>> Start GIVEN DATA
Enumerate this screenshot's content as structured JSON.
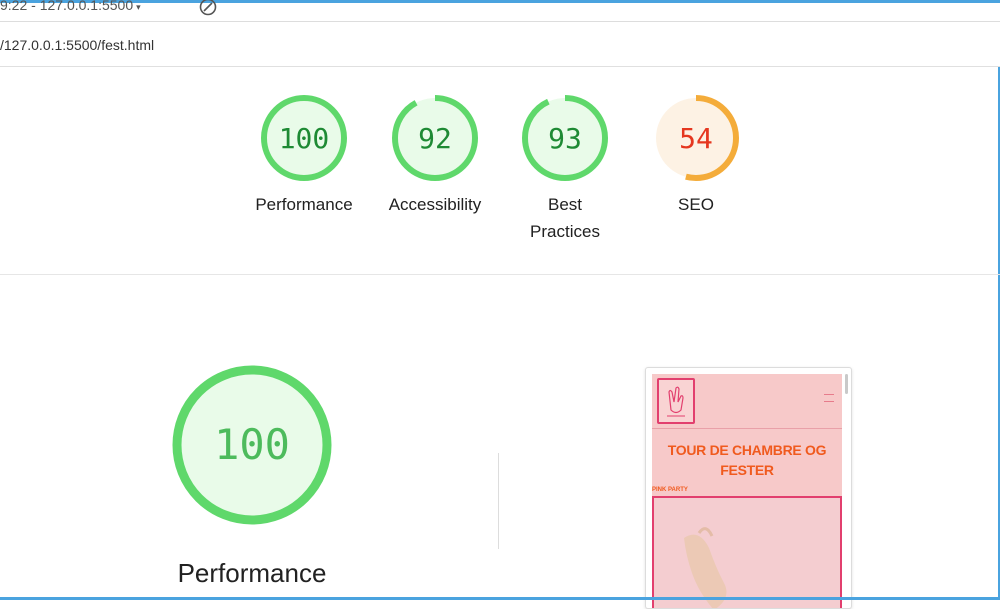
{
  "topbar": {
    "session_label": "9:22 - 127.0.0.1:5500",
    "dropdown_chevron": "▾",
    "icon": "gauge-icon"
  },
  "url": "/127.0.0.1:5500/fest.html",
  "scores": [
    {
      "label": "Performance",
      "value": "100",
      "fraction": 1.0,
      "color": "#0cce6b"
    },
    {
      "label": "Accessibility",
      "value": "92",
      "fraction": 0.92,
      "color": "#0cce6b"
    },
    {
      "label": "Best Practices",
      "value": "93",
      "fraction": 0.93,
      "color": "#0cce6b"
    },
    {
      "label": "SEO",
      "value": "54",
      "fraction": 0.54,
      "color": "#ffa400"
    }
  ],
  "colors": {
    "pass_ring": "#5fd86b",
    "pass_fill": "#e9fbe9",
    "pass_text": "#1e8a34",
    "avg_ring": "#f4ac3a",
    "avg_fill": "#fdf2e4",
    "avg_text": "#e5371f"
  },
  "performance_section": {
    "score": "100",
    "fraction": 1.0,
    "title": "Performance"
  },
  "preview": {
    "heading": "TOUR DE CHAMBRE OG FESTER",
    "subheading": "PINK PARTY"
  }
}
>> End GIVEN DATA
Extract each line from the entries above that contains the string "fraction".

      "fraction": 1.0,
      "fraction": 0.92,
      "fraction": 0.93,
      "fraction": 0.54,
    "fraction": 1.0,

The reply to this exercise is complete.